# [ОПИСАНИЕ ЗАДАЧИ]
В каком городе, согласно тексту о приезде сестры Шопена, Шопен простился с Людвикой?

# [ИЗВЛЕЧЕННЫЙ ТЕКСТ]
▬▬▬▬▬▬
Приезд сестры был счастьем, от которого голова шла кругом («un bonheure à faire perdre la tête», — как писал Фридерик мадемуазель де Розьер), и, разумеется, отразился не только на самочувствии Шопена, но наверняка и помог замазать трещины, исподволь покрывавшие с таким трудом выстроенное здание совместной жизни двух художников, в которой было столько искусственного.
Счастье это прошло, как сон «Chère mademoiselle de Ro 'ières, ainsi nous avous réveé d’avoir du Louise»[94],— так начинается письмо Шопена из Орлеана, куда он проводил Людвику и где с нею простился. Но след этого счастья остатся надолго.
«Милая Людвика, — писала мадам Санд сестре Шопена спустя несколько недель после ее отъезда, — можешь вообразить себе, какие страдания причинила Фридерику разлука, но здоровье его довольно таки хорошо выдержало это испытание. В конце концов ваше хорошее и угодное богу решение принесло свои плоды. Оно очистило его душу ото всей горечи, оно сделало его сильным и храбрым [подчеркнуто мною]. Когда изведаешь столько счастья за месяц, невозможно, чтобы от него ничего не осталось, чтобы многие раны не затянулись и чтобы не обрести новых надежд и не укрепить веры в бога. Уверяю тебя, что ты лучший врач, которого он встречал когда-либо, ведь достаточно только заговорить о тебе, чтобы вернуть ему охоту к жизни. А ты, моя дорогая, моя хорошая, как удаюсь тебе это долгое путешествие? Я уверена, что, несмотря на все развлечения, какие муж хотел доставить тебе в дороге, истинную радость ощутила ты только тогда, когда оказалась со своими детьми, с матерью, с сестрой. Так предавайся же великому этому счастью, что можешь снова прижать к груди самые святые для твоего сердца существа, порадуй их после столь долгой разлуки, рассказывая, сколь много доброго сделала ты для Фридерика. Скажи всем им, что я тоже люблю их и что жизнь отдала бы за то, чтобы в один прекрасный день собрать их всех вместе с ним под своей крышей. Скажи им, как люблю я тебя, они лучше тебя поймут это, ты ведь и сама, может, не знаешь, какая ты. От всей души обнимаю тебя, а также твоего мужа и детей».
▬▬▬▬▬▬
# [ПРЕДОСТАВЛЕННЫЕ ДАННЫЕ]

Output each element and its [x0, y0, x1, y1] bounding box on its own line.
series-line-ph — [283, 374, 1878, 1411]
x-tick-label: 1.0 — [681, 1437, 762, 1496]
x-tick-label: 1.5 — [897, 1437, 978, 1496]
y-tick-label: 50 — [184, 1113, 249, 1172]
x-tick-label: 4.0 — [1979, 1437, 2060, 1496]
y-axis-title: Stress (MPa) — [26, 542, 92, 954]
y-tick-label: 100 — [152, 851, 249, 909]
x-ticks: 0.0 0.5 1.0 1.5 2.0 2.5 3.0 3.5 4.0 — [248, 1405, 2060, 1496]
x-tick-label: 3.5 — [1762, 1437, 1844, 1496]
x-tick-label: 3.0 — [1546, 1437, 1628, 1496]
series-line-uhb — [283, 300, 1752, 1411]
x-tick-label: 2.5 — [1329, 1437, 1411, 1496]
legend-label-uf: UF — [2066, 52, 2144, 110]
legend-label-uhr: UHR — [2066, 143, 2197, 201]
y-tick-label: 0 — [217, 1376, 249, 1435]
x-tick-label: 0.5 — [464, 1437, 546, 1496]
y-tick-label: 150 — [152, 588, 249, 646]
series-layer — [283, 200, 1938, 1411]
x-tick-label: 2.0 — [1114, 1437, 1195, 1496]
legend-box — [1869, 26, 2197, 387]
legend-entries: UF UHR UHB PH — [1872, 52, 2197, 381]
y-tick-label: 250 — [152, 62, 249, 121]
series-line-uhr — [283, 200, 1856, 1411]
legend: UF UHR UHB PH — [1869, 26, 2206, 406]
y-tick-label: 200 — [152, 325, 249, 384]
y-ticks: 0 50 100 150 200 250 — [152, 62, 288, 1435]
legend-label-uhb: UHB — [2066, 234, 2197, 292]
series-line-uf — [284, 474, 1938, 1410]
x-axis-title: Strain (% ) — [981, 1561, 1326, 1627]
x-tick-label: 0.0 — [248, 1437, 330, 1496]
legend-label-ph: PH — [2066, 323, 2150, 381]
▬▬▬▬▬▬
# [ПИСЬМЕННЫЙ ОТВЕТ]
В Орлеане.